Por: Dr. Ezequiel López Peralta
Pensar al sexo, una de las actividades más placenteras y naturales que tenemos, como una herramienta de manipulación y control del otro, parecería a priori algo absurdo. Pero en las terapias de pareja encontramos que de diversas formas, y quizás de modo más evidente en las mujeres, se muestra una clara relación entre el sexo y el dominio del compañero o compañera.
Miremos algunos ejemplos. La forma más clara es cuando se “regula” la actividad sexual, es decir que se accede al sexo siempre y cuando la pareja se comporte como deseamos. También la falta de sexo, o quizás de algún juego erótico en particular, sea una manera de castigar cuando la persona está resentida. En varias consultas que recibí aparece el caso puntual del sexo anal: el hombre que lo pide insistentemente (a veces hasta el hartazgo) y la mujer que no cede hasta que se cumplan ciertas expectativas (económicas, de compromiso o cambios en la relación, entre otras).
El orgasmo femenino puede tener relación con estos temas de poder. La mujer que sabe que su pareja espera uno o más orgasmos, de manera consciente o no consciente los inhibe para no darle a él el placer de verla gozar. En el hombre puede pasar (incluso sin darse cuenta) esto mismo con la eyaculación rápida o los episodios de pérdida de erección: no le da placer a su pareja porque ella no actúa en la relación como él espera o la castiga por ejemplo por ser poco afectuosa, muy independiente o demasiado distante. Un breve análisis nos hace entender que este tipo de mecanismos empobrecen la vida erótica de la pareja, y por supuesto su relación más allá de la cama.
Viendo la situación desde otro ángulo y considerando que el sexo es uno de los aspectos que más une a una pareja, tener unas relaciones sexuales muy satisfactorias puede ser un mecanismo para retener a la pareja y evitar un eventual abandono. Aquí no se trata entonces de quitar, sino de complacer demasiado pero con las mismas intenciones de fondo: mantener el control.
Mis conclusiones: el sexo no debe contaminarse con miedos, conflictos o intenciones que pueden resolverse fuera de la cama, con un diálogo efectivo o un asesoramiento terapéutico.

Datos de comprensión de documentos
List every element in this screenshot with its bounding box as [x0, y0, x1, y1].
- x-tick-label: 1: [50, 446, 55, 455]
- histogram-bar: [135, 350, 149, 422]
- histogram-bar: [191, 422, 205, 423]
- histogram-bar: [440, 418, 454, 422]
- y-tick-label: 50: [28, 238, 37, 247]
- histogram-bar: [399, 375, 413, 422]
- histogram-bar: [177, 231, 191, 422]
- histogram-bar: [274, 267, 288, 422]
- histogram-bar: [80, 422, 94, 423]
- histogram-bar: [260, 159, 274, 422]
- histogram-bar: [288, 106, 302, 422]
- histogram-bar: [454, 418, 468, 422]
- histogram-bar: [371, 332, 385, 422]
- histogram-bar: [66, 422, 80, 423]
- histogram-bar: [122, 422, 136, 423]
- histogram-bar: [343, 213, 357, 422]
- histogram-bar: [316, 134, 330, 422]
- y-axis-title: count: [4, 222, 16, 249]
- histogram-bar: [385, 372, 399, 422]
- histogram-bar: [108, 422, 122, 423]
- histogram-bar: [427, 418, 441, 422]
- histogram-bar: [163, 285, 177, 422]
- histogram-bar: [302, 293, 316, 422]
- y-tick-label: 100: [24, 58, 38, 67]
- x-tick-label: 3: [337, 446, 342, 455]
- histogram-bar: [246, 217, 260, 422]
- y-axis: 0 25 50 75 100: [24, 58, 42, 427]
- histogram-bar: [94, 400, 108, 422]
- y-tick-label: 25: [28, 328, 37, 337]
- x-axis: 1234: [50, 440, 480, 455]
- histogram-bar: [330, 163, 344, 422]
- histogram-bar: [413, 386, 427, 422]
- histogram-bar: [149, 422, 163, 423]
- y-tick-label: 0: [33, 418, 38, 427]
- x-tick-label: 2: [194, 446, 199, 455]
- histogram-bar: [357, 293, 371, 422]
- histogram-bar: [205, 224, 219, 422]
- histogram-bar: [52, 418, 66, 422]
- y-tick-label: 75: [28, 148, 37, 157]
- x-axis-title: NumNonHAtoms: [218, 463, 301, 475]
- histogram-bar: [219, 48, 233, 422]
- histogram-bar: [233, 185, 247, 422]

§ **Qué hacer**
Transcribe sin ningún cambio la parte del texto de arriba sobre el sexo como forma de control en la pareja que va desde "Mis conclusiones: el" hasta "un asesoramiento terapéutico.", ambos incluidos.

§ **Ejercicio resuelto**
Mis conclusiones: el sexo no debe contaminarse con miedos, conflictos o intenciones que pueden resolverse fuera de la cama, con un diálogo efectivo o un asesoramiento terapéutico.